Exercise task: Your task is to reproduce the material exactly.

---------- Supplied material

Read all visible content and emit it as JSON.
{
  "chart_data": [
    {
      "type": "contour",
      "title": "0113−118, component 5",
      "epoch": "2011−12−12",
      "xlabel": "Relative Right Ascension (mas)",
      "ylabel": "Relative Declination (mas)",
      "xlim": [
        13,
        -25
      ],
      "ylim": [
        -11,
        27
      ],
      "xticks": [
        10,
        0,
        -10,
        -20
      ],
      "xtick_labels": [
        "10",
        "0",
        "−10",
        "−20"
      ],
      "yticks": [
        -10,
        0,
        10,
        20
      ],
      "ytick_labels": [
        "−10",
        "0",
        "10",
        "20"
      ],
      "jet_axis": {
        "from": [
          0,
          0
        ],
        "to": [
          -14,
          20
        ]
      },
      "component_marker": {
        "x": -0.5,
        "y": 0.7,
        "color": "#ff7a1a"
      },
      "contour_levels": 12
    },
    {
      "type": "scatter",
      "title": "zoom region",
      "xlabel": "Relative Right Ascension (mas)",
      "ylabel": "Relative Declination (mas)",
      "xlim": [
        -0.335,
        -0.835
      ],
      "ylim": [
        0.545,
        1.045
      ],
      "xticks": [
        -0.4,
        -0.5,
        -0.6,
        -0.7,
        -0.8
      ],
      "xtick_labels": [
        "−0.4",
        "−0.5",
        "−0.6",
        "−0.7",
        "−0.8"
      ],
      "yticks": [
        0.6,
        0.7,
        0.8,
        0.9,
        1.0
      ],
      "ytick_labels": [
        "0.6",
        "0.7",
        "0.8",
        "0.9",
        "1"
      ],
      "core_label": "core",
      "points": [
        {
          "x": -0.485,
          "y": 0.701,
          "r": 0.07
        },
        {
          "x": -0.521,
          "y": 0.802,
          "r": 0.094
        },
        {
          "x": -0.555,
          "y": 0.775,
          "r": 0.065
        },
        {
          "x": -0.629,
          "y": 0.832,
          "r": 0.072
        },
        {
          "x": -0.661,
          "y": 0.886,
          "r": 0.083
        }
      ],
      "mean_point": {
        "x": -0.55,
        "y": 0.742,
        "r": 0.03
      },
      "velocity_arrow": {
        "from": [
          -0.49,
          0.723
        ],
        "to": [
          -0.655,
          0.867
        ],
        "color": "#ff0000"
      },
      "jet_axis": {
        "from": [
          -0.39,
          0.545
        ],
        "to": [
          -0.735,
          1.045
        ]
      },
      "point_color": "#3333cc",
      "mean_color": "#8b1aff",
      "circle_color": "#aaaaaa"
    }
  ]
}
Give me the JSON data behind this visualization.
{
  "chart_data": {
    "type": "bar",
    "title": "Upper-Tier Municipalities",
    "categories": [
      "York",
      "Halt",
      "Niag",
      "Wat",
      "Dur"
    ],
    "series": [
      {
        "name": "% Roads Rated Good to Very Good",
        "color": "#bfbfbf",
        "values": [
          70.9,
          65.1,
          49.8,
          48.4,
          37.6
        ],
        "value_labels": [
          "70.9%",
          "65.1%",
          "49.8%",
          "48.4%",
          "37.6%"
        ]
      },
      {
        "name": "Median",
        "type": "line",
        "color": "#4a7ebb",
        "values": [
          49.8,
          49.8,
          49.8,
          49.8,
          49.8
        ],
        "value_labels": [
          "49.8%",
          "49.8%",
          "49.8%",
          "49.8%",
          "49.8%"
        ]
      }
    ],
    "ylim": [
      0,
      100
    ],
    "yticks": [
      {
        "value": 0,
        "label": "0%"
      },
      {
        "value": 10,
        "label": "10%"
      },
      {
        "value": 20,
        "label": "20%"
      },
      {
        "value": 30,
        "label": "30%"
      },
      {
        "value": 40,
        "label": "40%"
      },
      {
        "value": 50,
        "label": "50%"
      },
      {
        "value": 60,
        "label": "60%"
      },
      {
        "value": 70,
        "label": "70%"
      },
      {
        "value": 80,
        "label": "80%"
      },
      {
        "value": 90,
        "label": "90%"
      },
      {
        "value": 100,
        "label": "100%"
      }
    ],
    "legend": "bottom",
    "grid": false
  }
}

--------------------

Response to the exercise:
Read all visible content and emit it as JSON.
{
  "chart_data": [
    {
      "type": "contour",
      "title": "0113−118, component 5",
      "epoch": "2011−12−12",
      "xlabel": "Relative Right Ascension (mas)",
      "ylabel": "Relative Declination (mas)",
      "xlim": [
        13,
        -25
      ],
      "ylim": [
        -11,
        27
      ],
      "xticks": [
        10,
        0,
        -10,
        -20
      ],
      "xtick_labels": [
        "10",
        "0",
        "−10",
        "−20"
      ],
      "yticks": [
        -10,
        0,
        10,
        20
      ],
      "ytick_labels": [
        "−10",
        "0",
        "10",
        "20"
      ],
      "jet_axis": {
        "from": [
          0,
          0
        ],
        "to": [
          -14,
          20
        ]
      },
      "component_marker": {
        "x": -0.5,
        "y": 0.7,
        "color": "#ff7a1a"
      },
      "contour_levels": 12
    },
    {
      "type": "scatter",
      "title": "zoom region",
      "xlabel": "Relative Right Ascension (mas)",
      "ylabel": "Relative Declination (mas)",
      "xlim": [
        -0.335,
        -0.835
      ],
      "ylim": [
        0.545,
        1.045
      ],
      "xticks": [
        -0.4,
        -0.5,
        -0.6,
        -0.7,
        -0.8
      ],
      "xtick_labels": [
        "−0.4",
        "−0.5",
        "−0.6",
        "−0.7",
        "−0.8"
      ],
      "yticks": [
        0.6,
        0.7,
        0.8,
        0.9,
        1.0
      ],
      "ytick_labels": [
        "0.6",
        "0.7",
        "0.8",
        "0.9",
        "1"
      ],
      "core_label": "core",
      "points": [
        {
          "x": -0.485,
          "y": 0.701,
          "r": 0.07
        },
        {
          "x": -0.521,
          "y": 0.802,
          "r": 0.094
        },
        {
          "x": -0.555,
          "y": 0.775,
          "r": 0.065
        },
        {
          "x": -0.629,
          "y": 0.832,
          "r": 0.072
        },
        {
          "x": -0.661,
          "y": 0.886,
          "r": 0.083
        }
      ],
      "mean_point": {
        "x": -0.55,
        "y": 0.742,
        "r": 0.03
      },
      "velocity_arrow": {
        "from": [
          -0.49,
          0.723
        ],
        "to": [
          -0.655,
          0.867
        ],
        "color": "#ff0000"
      },
      "jet_axis": {
        "from": [
          -0.39,
          0.545
        ],
        "to": [
          -0.735,
          1.045
        ]
      },
      "point_color": "#3333cc",
      "mean_color": "#8b1aff",
      "circle_color": "#aaaaaa"
    }
  ]
}
Give me the JSON data behind this visualization.
{
  "chart_data": {
    "type": "bar",
    "title": "Upper-Tier Municipalities",
    "categories": [
      "York",
      "Halt",
      "Niag",
      "Wat",
      "Dur"
    ],
    "series": [
      {
        "name": "% Roads Rated Good to Very Good",
        "color": "#bfbfbf",
        "values": [
          70.9,
          65.1,
          49.8,
          48.4,
          37.6
        ],
        "value_labels": [
          "70.9%",
          "65.1%",
          "49.8%",
          "48.4%",
          "37.6%"
        ]
      },
      {
        "name": "Median",
        "type": "line",
        "color": "#4a7ebb",
        "values": [
          49.8,
          49.8,
          49.8,
          49.8,
          49.8
        ],
        "value_labels": [
          "49.8%",
          "49.8%",
          "49.8%",
          "49.8%",
          "49.8%"
        ]
      }
    ],
    "ylim": [
      0,
      100
    ],
    "yticks": [
      {
        "value": 0,
        "label": "0%"
      },
      {
        "value": 10,
        "label": "10%"
      },
      {
        "value": 20,
        "label": "20%"
      },
      {
        "value": 30,
        "label": "30%"
      },
      {
        "value": 40,
        "label": "40%"
      },
      {
        "value": 50,
        "label": "50%"
      },
      {
        "value": 60,
        "label": "60%"
      },
      {
        "value": 70,
        "label": "70%"
      },
      {
        "value": 80,
        "label": "80%"
      },
      {
        "value": 90,
        "label": "90%"
      },
      {
        "value": 100,
        "label": "100%"
      }
    ],
    "legend": "bottom",
    "grid": false
  }
}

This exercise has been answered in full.